◆ **WHAT YOU WILL DO**
Search the records for the word "icon" and pick out every line that has it.

◆ **RECORD LIST**
************

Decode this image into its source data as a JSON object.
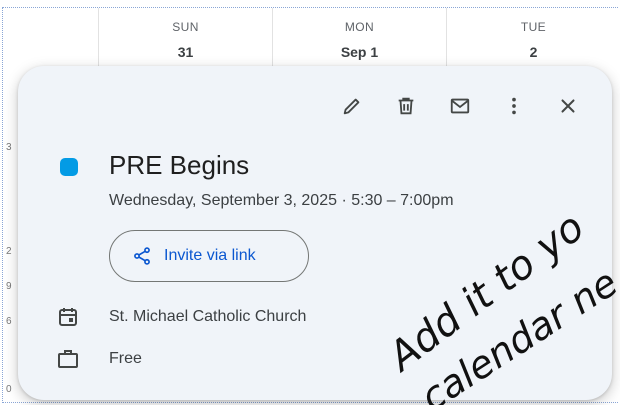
{
  "calendar_header": {
    "days": [
      {
        "dow": "SUN",
        "date": "31"
      },
      {
        "dow": "MON",
        "date": "Sep 1"
      },
      {
        "dow": "TUE",
        "date": "2"
      }
    ]
  },
  "side_marks": [
    "3",
    "2",
    "9",
    "6",
    "0"
  ],
  "toolbar": {
    "edit_icon": "pencil-icon",
    "delete_icon": "trash-icon",
    "email_icon": "mail-icon",
    "more_icon": "more-vert-icon",
    "close_icon": "close-icon"
  },
  "event": {
    "color": "#039be5",
    "title": "PRE Begins",
    "when": "Wednesday, September 3, 2025  ·  5:30 – 7:00pm",
    "invite_label": "Invite via link",
    "calendar_name": "St. Michael Catholic Church",
    "status": "Free"
  },
  "annotation": {
    "line1": "Add it to yo",
    "line2": "calendar ne"
  },
  "colors": {
    "card_bg": "#f0f4f9",
    "link_blue": "#0b57d0",
    "event_dot": "#039be5"
  }
}
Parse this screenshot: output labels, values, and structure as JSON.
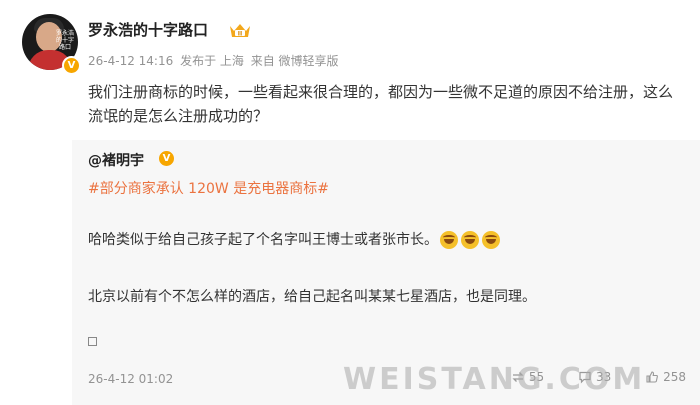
{
  "post": {
    "author": "罗永浩的十字路口",
    "avatar_text": "罗永浩 的十字路口",
    "verified_badge": "V",
    "crown_level": "II",
    "meta": {
      "time": "26-4-12 14:16",
      "location": "发布于 上海",
      "source": "来自 微博轻享版"
    },
    "text": "我们注册商标的时候，一些看起来很合理的，都因为一些微不足道的原因不给注册，这么流氓的是怎么注册成功的？"
  },
  "quoted": {
    "author": "@褚明宇",
    "verified_badge": "V",
    "topic": "#部分商家承认 120W 是充电器商标#",
    "paragraph1": "哈哈类似于给自己孩子起了个名字叫王博士或者张市长。",
    "emojis": [
      "laugh-emoji",
      "laugh-emoji",
      "laugh-emoji"
    ],
    "paragraph2": "北京以前有个不怎么样的酒店，给自己起名叫某某七星酒店，也是同理。",
    "time": "26-4-12 01:02",
    "repost_count": "55",
    "comment_count": "33",
    "like_count": "258"
  },
  "watermark": "WEISTANG.COM",
  "colors": {
    "topic": "#eb7340",
    "badge": "#f7a600",
    "quote_bg": "#f7f7f7",
    "meta": "#939393"
  }
}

************

◆ **RESULT OF THE TASK**
    "edit_icon": "pencil-icon",
    "delete_icon": "trash-icon",
    "email_icon": "mail-icon",
    "more_icon": "more-vert-icon",
    "close_icon": "close-icon"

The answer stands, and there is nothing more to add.